> Brief:
Count every line in the entries that contains "Build". Report that count alone.

# Dataset entries start

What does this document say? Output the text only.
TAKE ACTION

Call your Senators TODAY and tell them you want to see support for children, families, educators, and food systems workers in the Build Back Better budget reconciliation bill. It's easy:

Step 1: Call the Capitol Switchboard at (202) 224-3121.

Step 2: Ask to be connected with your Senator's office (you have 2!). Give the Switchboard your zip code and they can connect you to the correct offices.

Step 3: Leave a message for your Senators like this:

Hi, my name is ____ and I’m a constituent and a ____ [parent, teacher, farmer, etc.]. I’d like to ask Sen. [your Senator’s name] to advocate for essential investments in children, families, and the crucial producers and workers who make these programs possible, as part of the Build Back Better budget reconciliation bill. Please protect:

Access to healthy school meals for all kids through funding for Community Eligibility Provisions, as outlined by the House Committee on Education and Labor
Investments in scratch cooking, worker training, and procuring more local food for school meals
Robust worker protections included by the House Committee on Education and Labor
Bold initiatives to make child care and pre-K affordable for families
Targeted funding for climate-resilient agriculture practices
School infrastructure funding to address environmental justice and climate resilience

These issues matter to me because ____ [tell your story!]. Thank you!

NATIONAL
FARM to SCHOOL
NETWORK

# Dataset entries end
# Dataset entries start

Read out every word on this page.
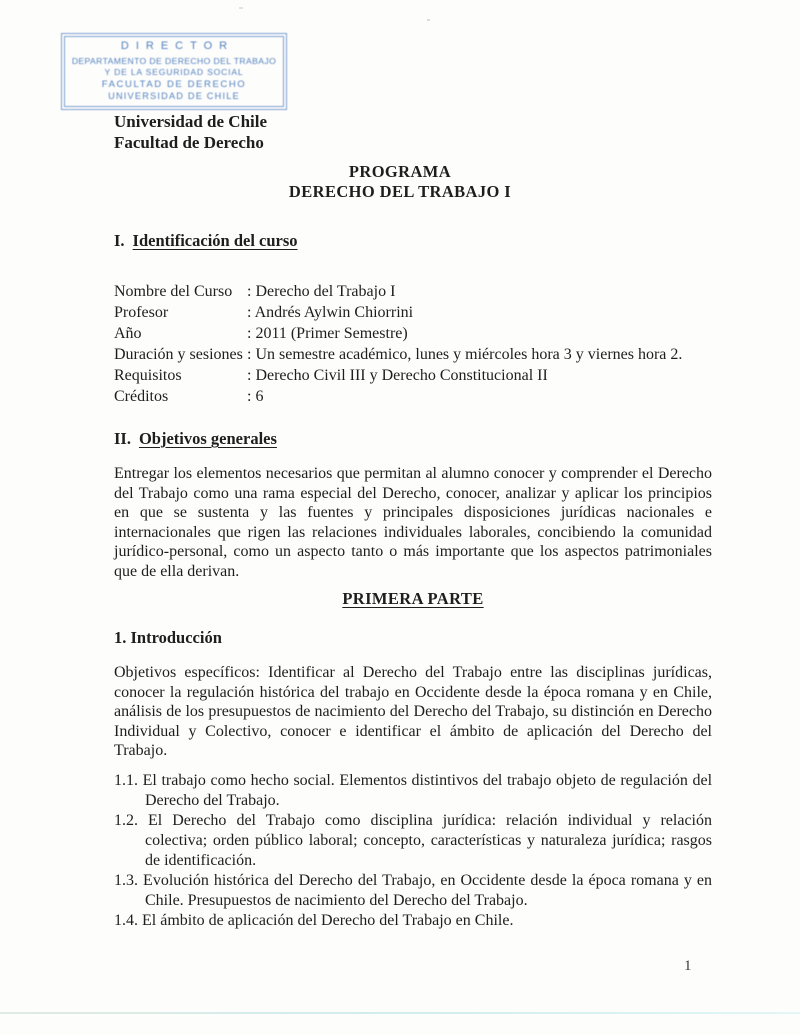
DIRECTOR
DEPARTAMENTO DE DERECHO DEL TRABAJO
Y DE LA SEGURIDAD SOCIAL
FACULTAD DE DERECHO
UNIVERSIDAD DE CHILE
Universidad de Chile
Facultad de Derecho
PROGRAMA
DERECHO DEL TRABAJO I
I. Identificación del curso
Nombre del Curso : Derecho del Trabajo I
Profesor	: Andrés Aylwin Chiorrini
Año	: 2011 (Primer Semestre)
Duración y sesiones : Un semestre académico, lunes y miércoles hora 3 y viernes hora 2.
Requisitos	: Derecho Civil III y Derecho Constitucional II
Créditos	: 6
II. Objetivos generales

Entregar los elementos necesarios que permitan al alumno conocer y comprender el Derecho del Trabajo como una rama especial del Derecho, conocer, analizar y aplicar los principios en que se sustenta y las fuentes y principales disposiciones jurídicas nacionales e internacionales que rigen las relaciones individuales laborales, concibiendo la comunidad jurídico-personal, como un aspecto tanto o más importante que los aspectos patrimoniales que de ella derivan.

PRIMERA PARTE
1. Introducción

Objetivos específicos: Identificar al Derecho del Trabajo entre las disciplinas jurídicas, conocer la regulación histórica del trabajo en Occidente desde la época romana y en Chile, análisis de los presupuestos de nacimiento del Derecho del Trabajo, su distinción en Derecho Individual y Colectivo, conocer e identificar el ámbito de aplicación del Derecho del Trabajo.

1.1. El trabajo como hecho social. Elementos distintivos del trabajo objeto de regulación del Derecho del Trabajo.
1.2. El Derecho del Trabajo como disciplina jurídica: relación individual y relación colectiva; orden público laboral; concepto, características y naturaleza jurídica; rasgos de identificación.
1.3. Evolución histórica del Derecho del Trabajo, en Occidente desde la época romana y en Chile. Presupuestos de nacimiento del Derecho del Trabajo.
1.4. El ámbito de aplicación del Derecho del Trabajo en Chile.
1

# Dataset entries end

> Answer for this exercise:
2